**DIRECTION**
Exactly as given, repeat all of the entries.

○ ○ ○ ○

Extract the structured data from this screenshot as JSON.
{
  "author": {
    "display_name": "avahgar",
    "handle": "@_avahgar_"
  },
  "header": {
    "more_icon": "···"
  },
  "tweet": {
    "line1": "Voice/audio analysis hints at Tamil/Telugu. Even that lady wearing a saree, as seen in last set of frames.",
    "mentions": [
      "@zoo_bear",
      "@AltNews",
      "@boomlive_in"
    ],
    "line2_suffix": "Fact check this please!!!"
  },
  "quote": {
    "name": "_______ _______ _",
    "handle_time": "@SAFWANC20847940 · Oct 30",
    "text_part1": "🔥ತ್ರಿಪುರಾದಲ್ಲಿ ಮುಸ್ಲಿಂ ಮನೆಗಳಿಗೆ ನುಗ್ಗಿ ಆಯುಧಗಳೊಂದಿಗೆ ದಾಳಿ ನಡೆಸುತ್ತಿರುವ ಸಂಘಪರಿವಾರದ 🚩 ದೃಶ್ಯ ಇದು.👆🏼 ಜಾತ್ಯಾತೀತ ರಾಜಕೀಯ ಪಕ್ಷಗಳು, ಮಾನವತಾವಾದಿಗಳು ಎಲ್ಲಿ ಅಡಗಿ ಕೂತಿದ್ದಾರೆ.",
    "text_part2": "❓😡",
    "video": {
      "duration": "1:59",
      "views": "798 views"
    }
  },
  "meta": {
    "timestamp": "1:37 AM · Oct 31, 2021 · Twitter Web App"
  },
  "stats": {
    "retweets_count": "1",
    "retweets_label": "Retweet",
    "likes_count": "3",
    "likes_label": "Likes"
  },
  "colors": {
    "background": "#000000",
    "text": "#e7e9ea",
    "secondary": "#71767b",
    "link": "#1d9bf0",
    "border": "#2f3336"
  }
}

○ ○ ○ ○

**THE RESPONSE**
Extract the structured data from this screenshot as JSON.
{
  "author": {
    "display_name": "avahgar",
    "handle": "@_avahgar_"
  },
  "header": {
    "more_icon": "···"
  },
  "tweet": {
    "line1": "Voice/audio analysis hints at Tamil/Telugu. Even that lady wearing a saree, as seen in last set of frames.",
    "mentions": [
      "@zoo_bear",
      "@AltNews",
      "@boomlive_in"
    ],
    "line2_suffix": "Fact check this please!!!"
  },
  "quote": {
    "name": "_______ _______ _",
    "handle_time": "@SAFWANC20847940 · Oct 30",
    "text_part1": "🔥ತ್ರಿಪುರಾದಲ್ಲಿ ಮುಸ್ಲಿಂ ಮನೆಗಳಿಗೆ ನುಗ್ಗಿ ಆಯುಧಗಳೊಂದಿಗೆ ದಾಳಿ ನಡೆಸುತ್ತಿರುವ ಸಂಘಪರಿವಾರದ 🚩 ದೃಶ್ಯ ಇದು.👆🏼 ಜಾತ್ಯಾತೀತ ರಾಜಕೀಯ ಪಕ್ಷಗಳು, ಮಾನವತಾವಾದಿಗಳು ಎಲ್ಲಿ ಅಡಗಿ ಕೂತಿದ್ದಾರೆ.",
    "text_part2": "❓😡",
    "video": {
      "duration": "1:59",
      "views": "798 views"
    }
  },
  "meta": {
    "timestamp": "1:37 AM · Oct 31, 2021 · Twitter Web App"
  },
  "stats": {
    "retweets_count": "1",
    "retweets_label": "Retweet",
    "likes_count": "3",
    "likes_label": "Likes"
  },
  "colors": {
    "background": "#000000",
    "text": "#e7e9ea",
    "secondary": "#71767b",
    "link": "#1d9bf0",
    "border": "#2f3336"
  }
}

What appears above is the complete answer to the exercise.